* Exercise: Return the material below line for line, with no changes, and omit the pictures.
>> begin
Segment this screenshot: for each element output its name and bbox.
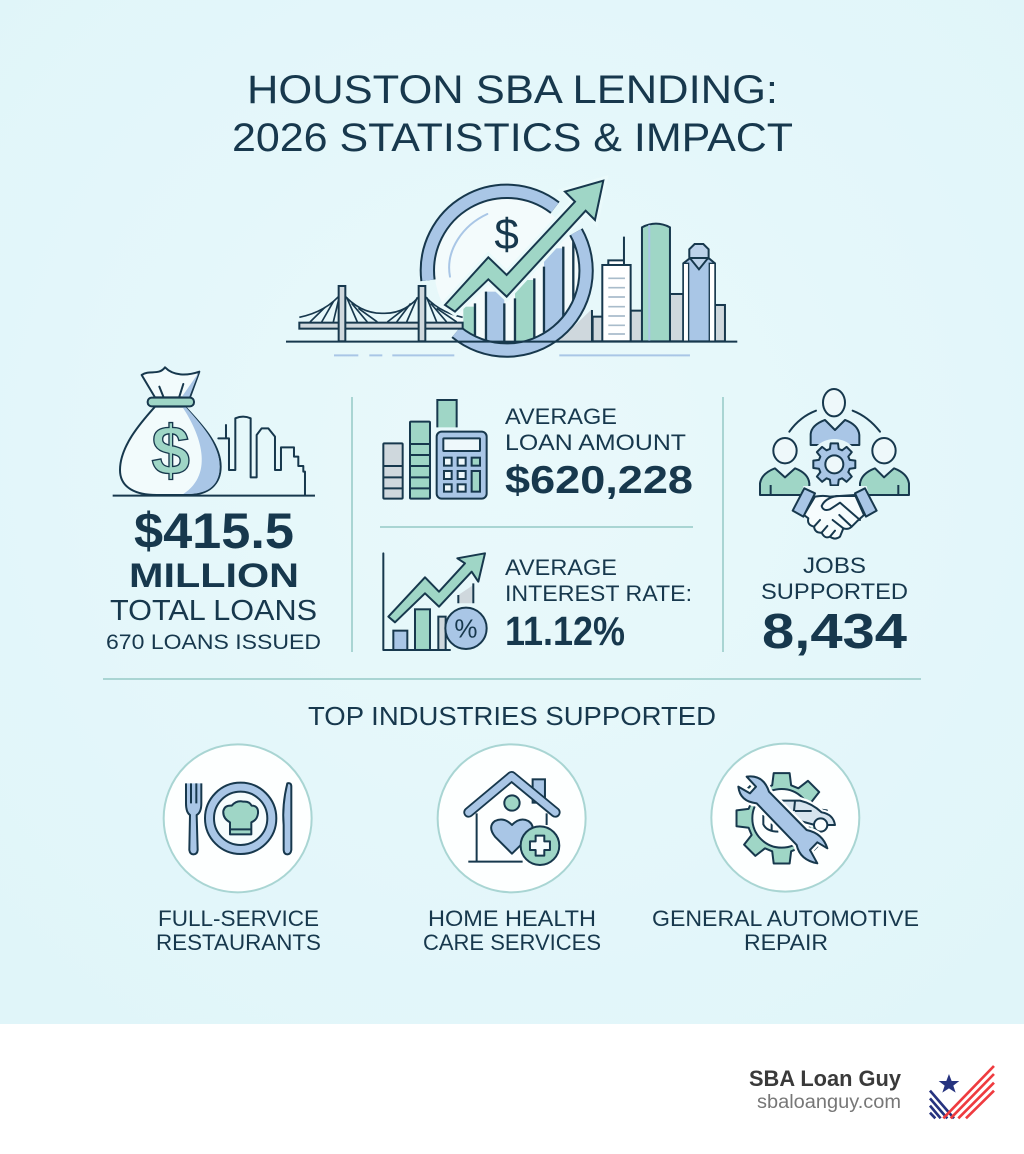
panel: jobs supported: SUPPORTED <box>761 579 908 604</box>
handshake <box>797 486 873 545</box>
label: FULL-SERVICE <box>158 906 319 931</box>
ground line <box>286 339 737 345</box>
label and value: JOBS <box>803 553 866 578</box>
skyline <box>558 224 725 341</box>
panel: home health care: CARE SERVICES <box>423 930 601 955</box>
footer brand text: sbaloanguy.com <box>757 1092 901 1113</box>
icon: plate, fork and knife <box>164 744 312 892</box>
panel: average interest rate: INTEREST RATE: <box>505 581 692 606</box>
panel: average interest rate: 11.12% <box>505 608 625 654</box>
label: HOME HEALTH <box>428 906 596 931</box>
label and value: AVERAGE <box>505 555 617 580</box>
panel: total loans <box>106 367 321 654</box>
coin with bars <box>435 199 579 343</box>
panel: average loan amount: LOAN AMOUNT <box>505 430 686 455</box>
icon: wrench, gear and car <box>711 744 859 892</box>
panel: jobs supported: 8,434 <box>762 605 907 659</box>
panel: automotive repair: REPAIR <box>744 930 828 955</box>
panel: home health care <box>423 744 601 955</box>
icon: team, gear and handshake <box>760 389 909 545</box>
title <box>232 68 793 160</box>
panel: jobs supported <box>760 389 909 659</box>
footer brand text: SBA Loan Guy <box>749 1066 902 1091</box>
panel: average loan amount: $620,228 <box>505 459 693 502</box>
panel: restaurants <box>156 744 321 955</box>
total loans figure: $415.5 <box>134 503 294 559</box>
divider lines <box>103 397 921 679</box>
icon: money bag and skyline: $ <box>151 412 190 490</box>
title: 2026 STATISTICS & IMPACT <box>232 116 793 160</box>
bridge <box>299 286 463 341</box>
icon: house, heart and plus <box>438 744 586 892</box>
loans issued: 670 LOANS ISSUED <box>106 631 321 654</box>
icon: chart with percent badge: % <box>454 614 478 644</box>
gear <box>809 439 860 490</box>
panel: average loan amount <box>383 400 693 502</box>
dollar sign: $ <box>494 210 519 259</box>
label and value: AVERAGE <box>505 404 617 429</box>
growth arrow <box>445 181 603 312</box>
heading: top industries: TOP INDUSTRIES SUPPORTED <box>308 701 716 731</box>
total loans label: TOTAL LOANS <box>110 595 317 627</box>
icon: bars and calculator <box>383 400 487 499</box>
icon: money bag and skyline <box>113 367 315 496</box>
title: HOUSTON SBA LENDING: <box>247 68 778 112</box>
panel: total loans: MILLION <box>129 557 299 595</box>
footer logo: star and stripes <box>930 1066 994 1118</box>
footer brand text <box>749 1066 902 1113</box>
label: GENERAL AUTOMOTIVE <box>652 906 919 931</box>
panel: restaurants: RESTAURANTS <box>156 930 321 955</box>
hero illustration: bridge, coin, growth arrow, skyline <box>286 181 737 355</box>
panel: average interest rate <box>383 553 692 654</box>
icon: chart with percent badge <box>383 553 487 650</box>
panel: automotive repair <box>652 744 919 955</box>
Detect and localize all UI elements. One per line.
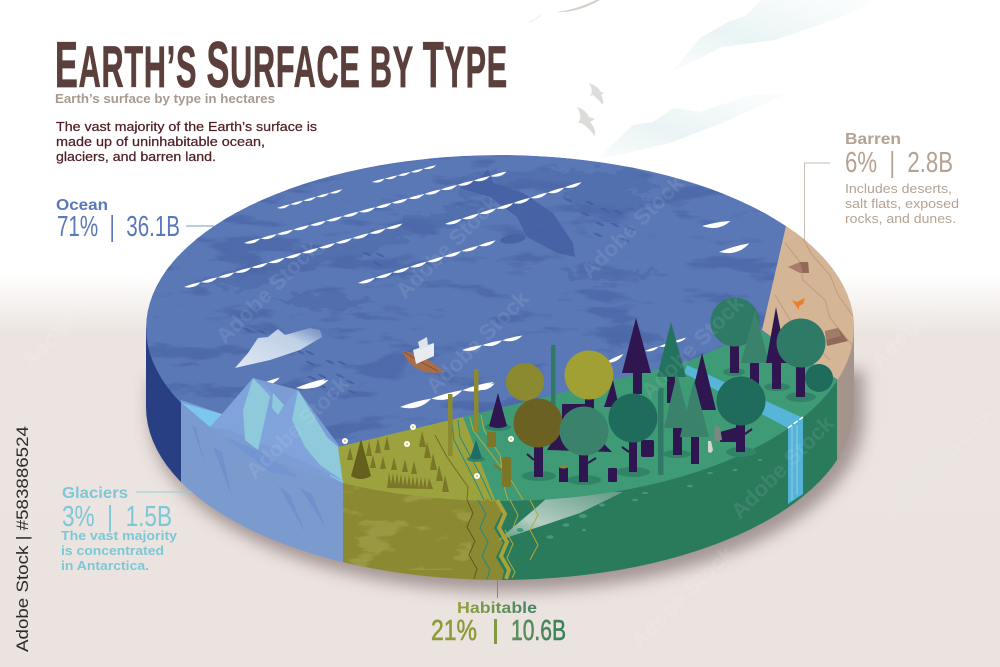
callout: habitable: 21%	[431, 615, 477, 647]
>> end
* Exercise output:
Segment this screenshot: for each element output its name and bbox.
panel: jobs supported: SUPPORTED <box>761 579 908 604</box>
handshake <box>797 486 873 545</box>
label: FULL-SERVICE <box>158 906 319 931</box>
ground line <box>286 339 737 345</box>
label and value: JOBS <box>803 553 866 578</box>
skyline <box>558 224 725 341</box>
panel: home health care: CARE SERVICES <box>423 930 601 955</box>
footer brand text: sbaloanguy.com <box>757 1092 901 1113</box>
icon: plate, fork and knife <box>164 744 312 892</box>
panel: average interest rate: INTEREST RATE: <box>505 581 692 606</box>
panel: average interest rate: 11.12% <box>505 608 625 654</box>
label: HOME HEALTH <box>428 906 596 931</box>
label and value: AVERAGE <box>505 555 617 580</box>
panel: total loans <box>106 367 321 654</box>
coin with bars <box>435 199 579 343</box>
panel: average loan amount: LOAN AMOUNT <box>505 430 686 455</box>
icon: wrench, gear and car <box>711 744 859 892</box>
panel: jobs supported: 8,434 <box>762 605 907 659</box>
panel: automotive repair: REPAIR <box>744 930 828 955</box>
panel: home health care <box>423 744 601 955</box>
icon: team, gear and handshake <box>760 389 909 545</box>
title <box>232 68 793 160</box>
panel: jobs supported <box>760 389 909 659</box>
footer brand text: SBA Loan Guy <box>749 1066 902 1091</box>
panel: average loan amount: $620,228 <box>505 459 693 502</box>
panel: restaurants <box>156 744 321 955</box>
total loans figure: $415.5 <box>134 503 294 559</box>
divider lines <box>103 397 921 679</box>
icon: money bag and skyline: $ <box>151 412 190 490</box>
title: 2026 STATISTICS & IMPACT <box>232 116 793 160</box>
bridge <box>299 286 463 341</box>
icon: house, heart and plus <box>438 744 586 892</box>
loans issued: 670 LOANS ISSUED <box>106 631 321 654</box>
icon: chart with percent badge: % <box>454 614 478 644</box>
gear <box>809 439 860 490</box>
panel: average loan amount <box>383 400 693 502</box>
dollar sign: $ <box>494 210 519 259</box>
label and value: AVERAGE <box>505 404 617 429</box>
growth arrow <box>445 181 603 312</box>
heading: top industries: TOP INDUSTRIES SUPPORTED <box>308 701 716 731</box>
total loans label: TOTAL LOANS <box>110 595 317 627</box>
icon: bars and calculator <box>383 400 487 499</box>
icon: money bag and skyline <box>113 367 315 496</box>
title: HOUSTON SBA LENDING: <box>247 68 778 112</box>
panel: total loans: MILLION <box>129 557 299 595</box>
footer logo: star and stripes <box>930 1066 994 1118</box>
footer brand text <box>749 1066 902 1113</box>
label: GENERAL AUTOMOTIVE <box>652 906 919 931</box>
panel: restaurants: RESTAURANTS <box>156 930 321 955</box>
hero illustration: bridge, coin, growth arrow, skyline <box>286 181 737 355</box>
panel: average interest rate <box>383 553 692 654</box>
icon: chart with percent badge <box>383 553 487 650</box>
panel: automotive repair <box>652 744 919 955</box>
Detect and localize all UI elements. One per line.
callout: habitable: 21%	[431, 615, 477, 647]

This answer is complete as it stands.